:: PROVIDED RECORDS ::
---------------

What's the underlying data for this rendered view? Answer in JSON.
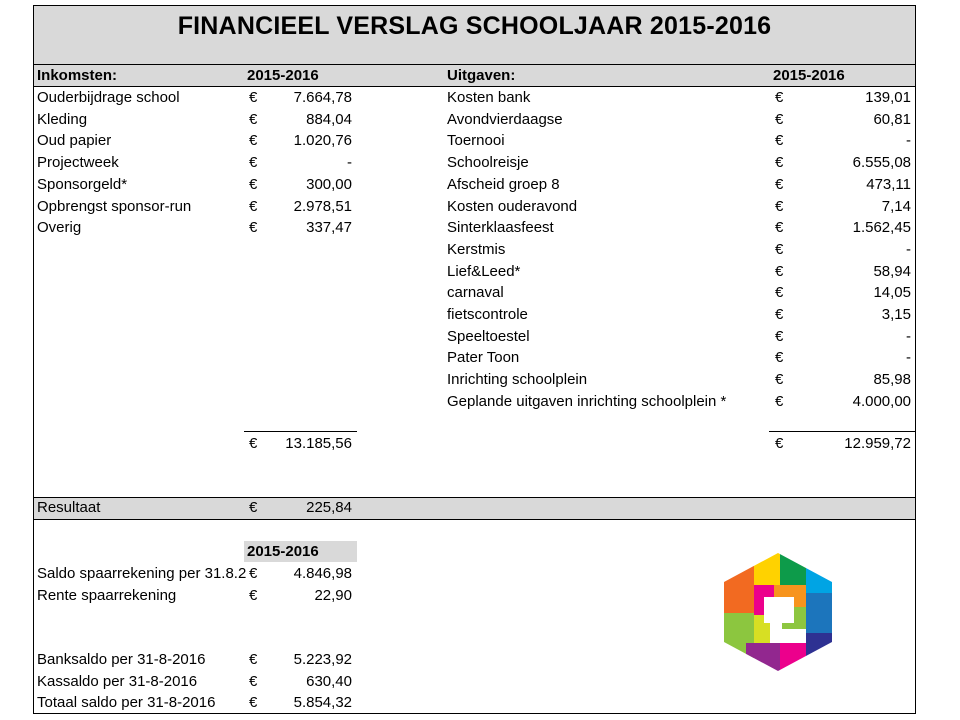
{
  "title": "FINANCIEEL VERSLAG SCHOOLJAAR 2015-2016",
  "income": {
    "header": "Inkomsten:",
    "year": "2015-2016",
    "rows": [
      {
        "label": "Ouderbijdrage school",
        "cur": "€",
        "amount": "7.664,78"
      },
      {
        "label": "Kleding",
        "cur": "€",
        "amount": "884,04"
      },
      {
        "label": "Oud papier",
        "cur": "€",
        "amount": "1.020,76"
      },
      {
        "label": "Projectweek",
        "cur": "€",
        "amount": "-"
      },
      {
        "label": "Sponsorgeld*",
        "cur": "€",
        "amount": "300,00"
      },
      {
        "label": "Opbrengst sponsor-run",
        "cur": "€",
        "amount": "2.978,51"
      },
      {
        "label": "Overig",
        "cur": "€",
        "amount": "337,47"
      }
    ],
    "total_cur": "€",
    "total": "13.185,56"
  },
  "expenses": {
    "header": "Uitgaven:",
    "year": "2015-2016",
    "rows": [
      {
        "label": "Kosten bank",
        "cur": "€",
        "amount": "139,01"
      },
      {
        "label": "Avondvierdaagse",
        "cur": "€",
        "amount": "60,81"
      },
      {
        "label": "Toernooi",
        "cur": "€",
        "amount": "-"
      },
      {
        "label": "Schoolreisje",
        "cur": "€",
        "amount": "6.555,08"
      },
      {
        "label": "Afscheid groep 8",
        "cur": "€",
        "amount": "473,11"
      },
      {
        "label": "Kosten ouderavond",
        "cur": "€",
        "amount": "7,14"
      },
      {
        "label": "Sinterklaasfeest",
        "cur": "€",
        "amount": "1.562,45"
      },
      {
        "label": "Kerstmis",
        "cur": "€",
        "amount": "-"
      },
      {
        "label": "Lief&Leed*",
        "cur": "€",
        "amount": "58,94"
      },
      {
        "label": "carnaval",
        "cur": "€",
        "amount": "14,05"
      },
      {
        "label": "fietscontrole",
        "cur": "€",
        "amount": "3,15"
      },
      {
        "label": "Speeltoestel",
        "cur": "€",
        "amount": "-"
      },
      {
        "label": "Pater Toon",
        "cur": "€",
        "amount": "-"
      },
      {
        "label": "Inrichting schoolplein",
        "cur": "€",
        "amount": "85,98"
      },
      {
        "label": "Geplande uitgaven inrichting schoolplein *",
        "cur": "€",
        "amount": "4.000,00"
      }
    ],
    "total_cur": "€",
    "total": "12.959,72"
  },
  "result": {
    "label": "Resultaat",
    "cur": "€",
    "amount": "225,84"
  },
  "balances": {
    "year": "2015-2016",
    "rows": [
      {
        "label": "Saldo spaarrekening per 31.8.2",
        "cur": "€",
        "amount": "4.846,98"
      },
      {
        "label": "Rente spaarrekening",
        "cur": "€",
        "amount": "22,90"
      }
    ],
    "totals": [
      {
        "label": "Banksaldo per 31-8-2016",
        "cur": "€",
        "amount": "5.223,92"
      },
      {
        "label": "Kassaldo per 31-8-2016",
        "cur": "€",
        "amount": "630,40"
      },
      {
        "label": "Totaal saldo per 31-8-2016",
        "cur": "€",
        "amount": "5.854,32"
      }
    ]
  },
  "logo": {
    "icon": "hexagon-logo-icon"
  }
}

---------------

:: DESCRIPTION OF THE TASK ::
Quote all the lines above exactly as given. Do not include the pictures.

:: RESULT OF THIS EXERCISE ::
What's the underlying data for this rendered view? Answer in JSON.
{
  "title": "FINANCIEEL VERSLAG SCHOOLJAAR 2015-2016",
  "income": {
    "header": "Inkomsten:",
    "year": "2015-2016",
    "rows": [
      {
        "label": "Ouderbijdrage school",
        "cur": "€",
        "amount": "7.664,78"
      },
      {
        "label": "Kleding",
        "cur": "€",
        "amount": "884,04"
      },
      {
        "label": "Oud papier",
        "cur": "€",
        "amount": "1.020,76"
      },
      {
        "label": "Projectweek",
        "cur": "€",
        "amount": "-"
      },
      {
        "label": "Sponsorgeld*",
        "cur": "€",
        "amount": "300,00"
      },
      {
        "label": "Opbrengst sponsor-run",
        "cur": "€",
        "amount": "2.978,51"
      },
      {
        "label": "Overig",
        "cur": "€",
        "amount": "337,47"
      }
    ],
    "total_cur": "€",
    "total": "13.185,56"
  },
  "expenses": {
    "header": "Uitgaven:",
    "year": "2015-2016",
    "rows": [
      {
        "label": "Kosten bank",
        "cur": "€",
        "amount": "139,01"
      },
      {
        "label": "Avondvierdaagse",
        "cur": "€",
        "amount": "60,81"
      },
      {
        "label": "Toernooi",
        "cur": "€",
        "amount": "-"
      },
      {
        "label": "Schoolreisje",
        "cur": "€",
        "amount": "6.555,08"
      },
      {
        "label": "Afscheid groep 8",
        "cur": "€",
        "amount": "473,11"
      },
      {
        "label": "Kosten ouderavond",
        "cur": "€",
        "amount": "7,14"
      },
      {
        "label": "Sinterklaasfeest",
        "cur": "€",
        "amount": "1.562,45"
      },
      {
        "label": "Kerstmis",
        "cur": "€",
        "amount": "-"
      },
      {
        "label": "Lief&Leed*",
        "cur": "€",
        "amount": "58,94"
      },
      {
        "label": "carnaval",
        "cur": "€",
        "amount": "14,05"
      },
      {
        "label": "fietscontrole",
        "cur": "€",
        "amount": "3,15"
      },
      {
        "label": "Speeltoestel",
        "cur": "€",
        "amount": "-"
      },
      {
        "label": "Pater Toon",
        "cur": "€",
        "amount": "-"
      },
      {
        "label": "Inrichting schoolplein",
        "cur": "€",
        "amount": "85,98"
      },
      {
        "label": "Geplande uitgaven inrichting schoolplein *",
        "cur": "€",
        "amount": "4.000,00"
      }
    ],
    "total_cur": "€",
    "total": "12.959,72"
  },
  "result": {
    "label": "Resultaat",
    "cur": "€",
    "amount": "225,84"
  },
  "balances": {
    "year": "2015-2016",
    "rows": [
      {
        "label": "Saldo spaarrekening per 31.8.2",
        "cur": "€",
        "amount": "4.846,98"
      },
      {
        "label": "Rente spaarrekening",
        "cur": "€",
        "amount": "22,90"
      }
    ],
    "totals": [
      {
        "label": "Banksaldo per 31-8-2016",
        "cur": "€",
        "amount": "5.223,92"
      },
      {
        "label": "Kassaldo per 31-8-2016",
        "cur": "€",
        "amount": "630,40"
      },
      {
        "label": "Totaal saldo per 31-8-2016",
        "cur": "€",
        "amount": "5.854,32"
      }
    ]
  },
  "logo": {
    "icon": "hexagon-logo-icon"
  }
}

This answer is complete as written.